____ Input data
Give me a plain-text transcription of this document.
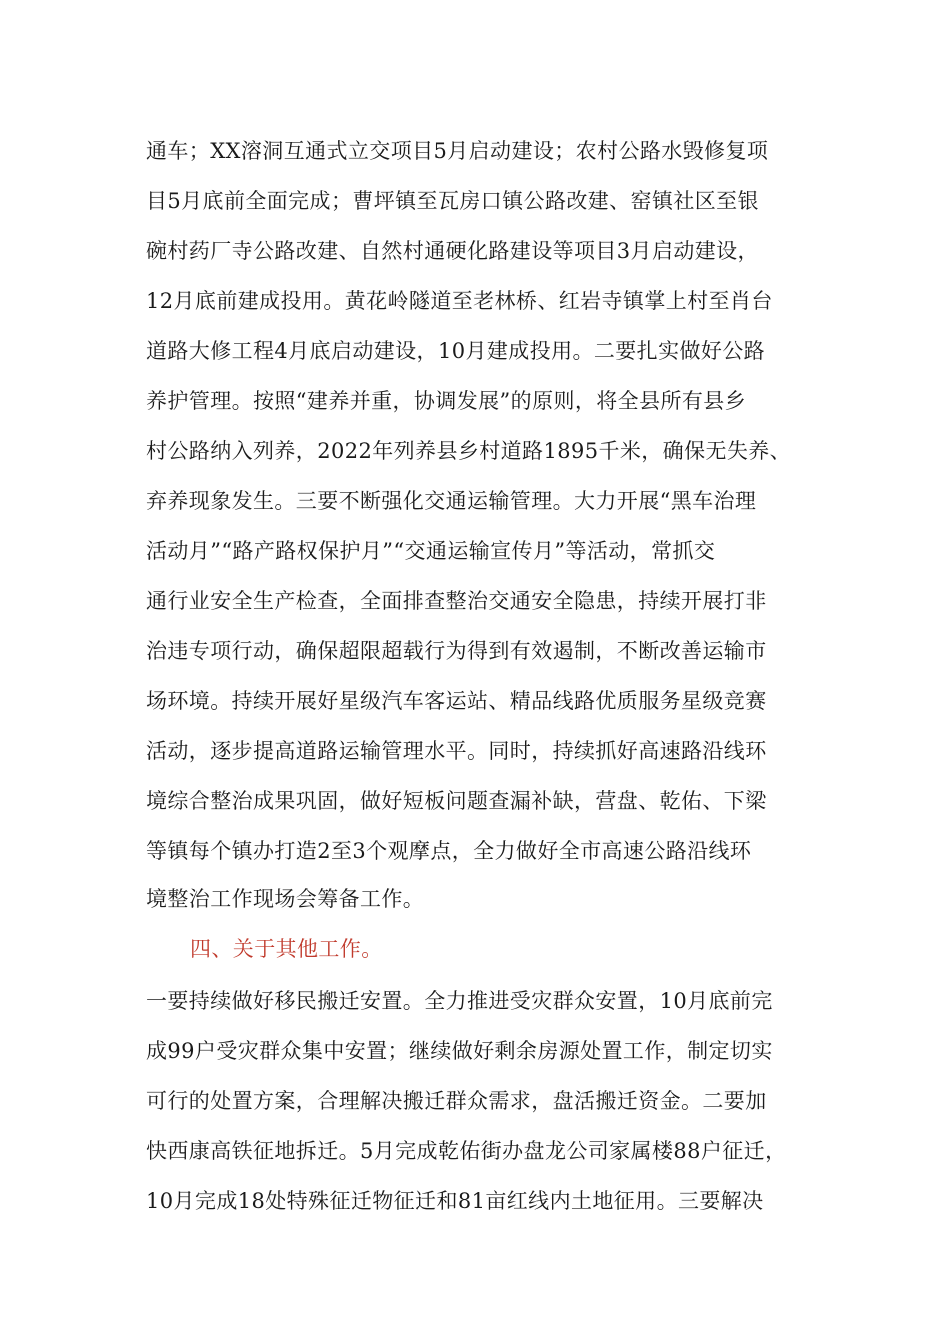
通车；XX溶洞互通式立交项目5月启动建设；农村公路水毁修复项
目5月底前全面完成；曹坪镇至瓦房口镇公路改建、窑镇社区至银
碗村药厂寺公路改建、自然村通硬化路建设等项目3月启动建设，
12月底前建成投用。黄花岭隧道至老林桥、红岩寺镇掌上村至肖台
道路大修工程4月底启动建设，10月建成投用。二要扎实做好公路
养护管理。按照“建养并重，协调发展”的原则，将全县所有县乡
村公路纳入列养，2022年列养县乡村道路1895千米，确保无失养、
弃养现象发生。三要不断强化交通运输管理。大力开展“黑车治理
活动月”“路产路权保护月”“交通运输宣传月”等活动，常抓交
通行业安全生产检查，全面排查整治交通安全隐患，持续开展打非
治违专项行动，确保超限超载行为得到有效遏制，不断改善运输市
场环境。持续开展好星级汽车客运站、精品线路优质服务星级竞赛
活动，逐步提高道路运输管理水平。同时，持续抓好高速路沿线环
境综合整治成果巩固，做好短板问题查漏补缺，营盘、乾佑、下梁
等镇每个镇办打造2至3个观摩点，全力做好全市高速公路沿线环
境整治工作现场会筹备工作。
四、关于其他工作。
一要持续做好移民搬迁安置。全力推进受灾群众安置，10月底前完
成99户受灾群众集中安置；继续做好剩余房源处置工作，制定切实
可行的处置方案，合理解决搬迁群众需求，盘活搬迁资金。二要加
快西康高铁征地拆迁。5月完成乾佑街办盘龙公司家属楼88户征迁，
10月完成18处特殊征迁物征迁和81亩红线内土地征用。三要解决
________
____ Input data
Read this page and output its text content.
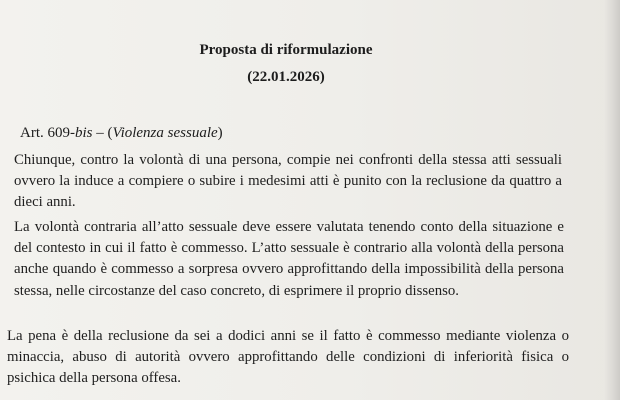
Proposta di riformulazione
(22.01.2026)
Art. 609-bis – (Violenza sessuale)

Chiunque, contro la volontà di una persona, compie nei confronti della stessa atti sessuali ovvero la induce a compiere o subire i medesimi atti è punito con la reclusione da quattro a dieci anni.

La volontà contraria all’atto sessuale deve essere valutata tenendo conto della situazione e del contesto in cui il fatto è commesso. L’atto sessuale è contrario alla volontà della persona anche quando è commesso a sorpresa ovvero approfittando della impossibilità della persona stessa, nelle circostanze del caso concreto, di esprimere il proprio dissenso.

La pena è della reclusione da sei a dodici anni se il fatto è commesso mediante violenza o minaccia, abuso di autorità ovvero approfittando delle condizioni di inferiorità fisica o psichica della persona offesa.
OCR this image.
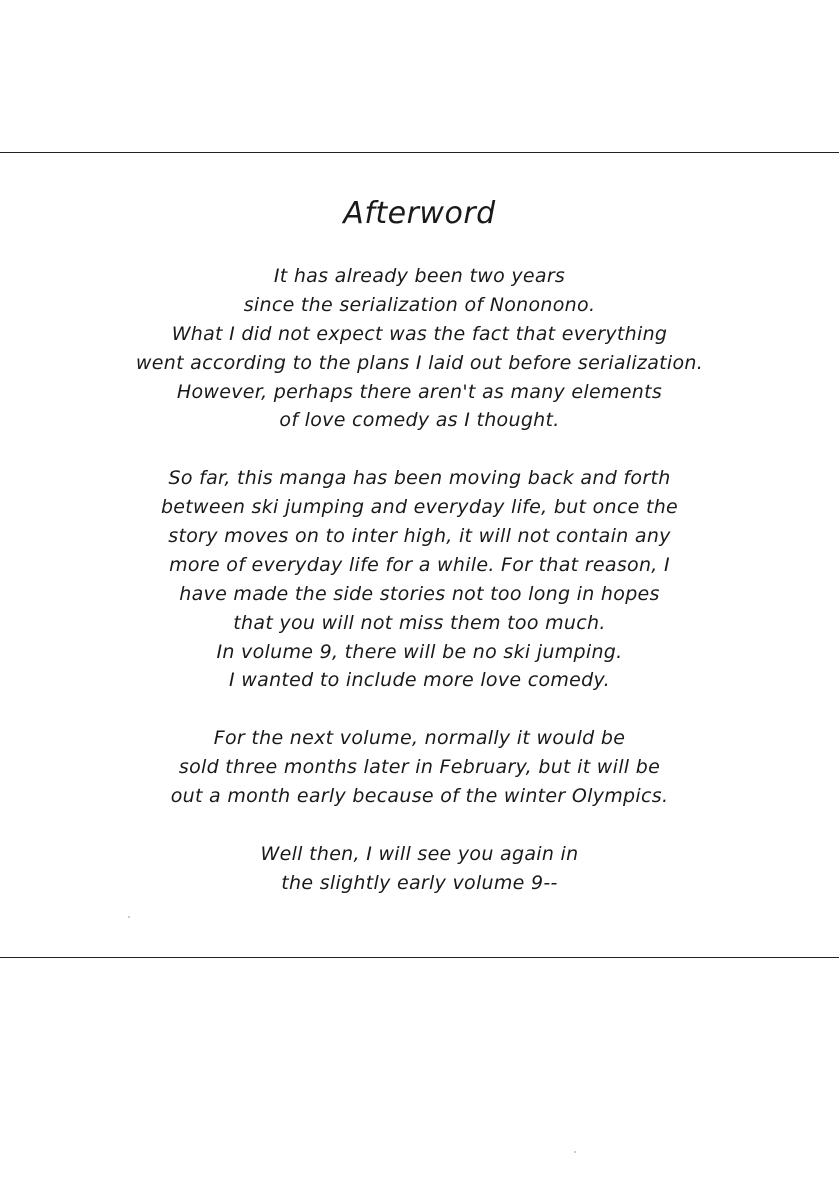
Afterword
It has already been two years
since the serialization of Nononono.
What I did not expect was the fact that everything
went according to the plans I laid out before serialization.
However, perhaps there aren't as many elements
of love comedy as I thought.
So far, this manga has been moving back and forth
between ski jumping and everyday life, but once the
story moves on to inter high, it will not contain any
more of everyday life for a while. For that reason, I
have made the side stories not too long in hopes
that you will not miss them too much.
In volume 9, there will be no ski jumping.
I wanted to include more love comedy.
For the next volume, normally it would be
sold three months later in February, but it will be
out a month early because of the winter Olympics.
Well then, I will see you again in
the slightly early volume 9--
________
____ Input data
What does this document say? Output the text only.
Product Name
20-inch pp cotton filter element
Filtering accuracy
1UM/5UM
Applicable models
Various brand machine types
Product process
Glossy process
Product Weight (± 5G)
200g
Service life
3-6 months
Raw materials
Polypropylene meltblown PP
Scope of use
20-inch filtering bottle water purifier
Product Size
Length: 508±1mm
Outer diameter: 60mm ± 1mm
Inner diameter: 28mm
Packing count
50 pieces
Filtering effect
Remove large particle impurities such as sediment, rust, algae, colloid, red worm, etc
________
(Requirement) Search the lines above for the string "ovvero" and copy each line that has it.

(Result)
Chiunque, contro la volontà di una persona, compie nei confronti della stessa atti sessuali ovvero la induce a compiere o subire i medesimi atti è punito con la reclusione da quattro a dieci anni.
La volontà contraria all’atto sessuale deve essere valutata tenendo conto della situazione e del contesto in cui il fatto è commesso. L’atto sessuale è contrario alla volontà della persona anche quando è commesso a sorpresa ovvero approfittando della impossibilità della persona stessa, nelle circostanze del caso concreto, di esprimere il proprio dissenso.
La pena è della reclusione da sei a dodici anni se il fatto è commesso mediante violenza o minaccia, abuso di autorità ovvero approfittando delle condizioni di inferiorità fisica o psichica della persona offesa.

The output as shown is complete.